Journaliste et éditeur

Tyler Brûlé, le boss du magazine Monocle: « le titre correspond à 100 % à ce que je voulais faire »

© Renaud Callebaut

On lui doit la création de deux magazines influents. En 1996, il lance Wallpaper, avant de le revendre pour créer Monocle en 2007. L’ancien reporter de guerre de 56 ans, infatigable globe-trotteur, a ouvert un Monocle Café à Paris.

La passion de lire

Mes parents n’ont jamais refusé de m’acheter des livres ou des magazines. J’ai grandi au Canada. A la maison, nous lisions Time et Life, et bien sûr Châtelaine, un féminin très populaire. Je n’avais pas le droit de dépenser mon argent de poche pour quoi que ce soit, sauf pour des livres ou des magazines. Plus tard, à Toronto, quand je travaillais comme serveur, tous mes pourboires passaient dans la presse.

CONSIGNE A:
Selon le texte sur Tyler Brûlé, en quelle année a-t-il créé Monocle ?
CONSIGNE B:
Rédigez la suite du texte sur Tyler Brûlé, à partir de sa dernière phrase.

BLOC DE DONNÉES:
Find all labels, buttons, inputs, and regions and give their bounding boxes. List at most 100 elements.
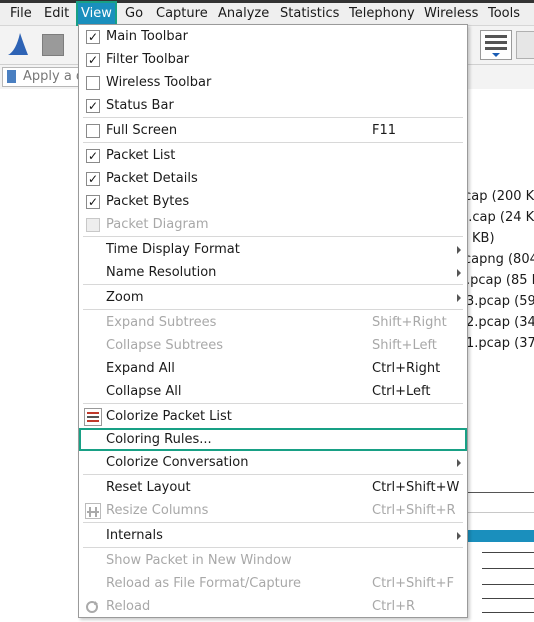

RÉSULTAT FINAL A:
En 2007.

RÉSULTAT FINAL B:
Téléspectateur fasciné

Les présentateurs de journaux télévisés américains m’ont longtemps fasciné. J’aimais m’asseoir le soir devant l’écran et regarder les infos. Même si je me suis parfois imaginé devenir pilote ou architecte, j’ai très tôt eu envie de faire carrière dans le journalisme pour la télévision. Quand j’y pense, ces journaux avaient des moyens bien différents de ceux d’aujourd’hui.

Grand reporter

Les années 1980, c’était l’âge d’or des magazines. Je me souviens de Blitz et The Face. Londres était en pleine effervescence. Le Guardian publiait tous les mardis des offres d’emploi. J’ai postulé à la BBC pour un job aux côtés de la légendaire Janet Street-Porter qui animait un programme pour la jeunesse. Les ressources humaines m’ont rappelé pour me dire qu’ils avaient changé leurs plans. J’ai rejoint leur pool de reporters.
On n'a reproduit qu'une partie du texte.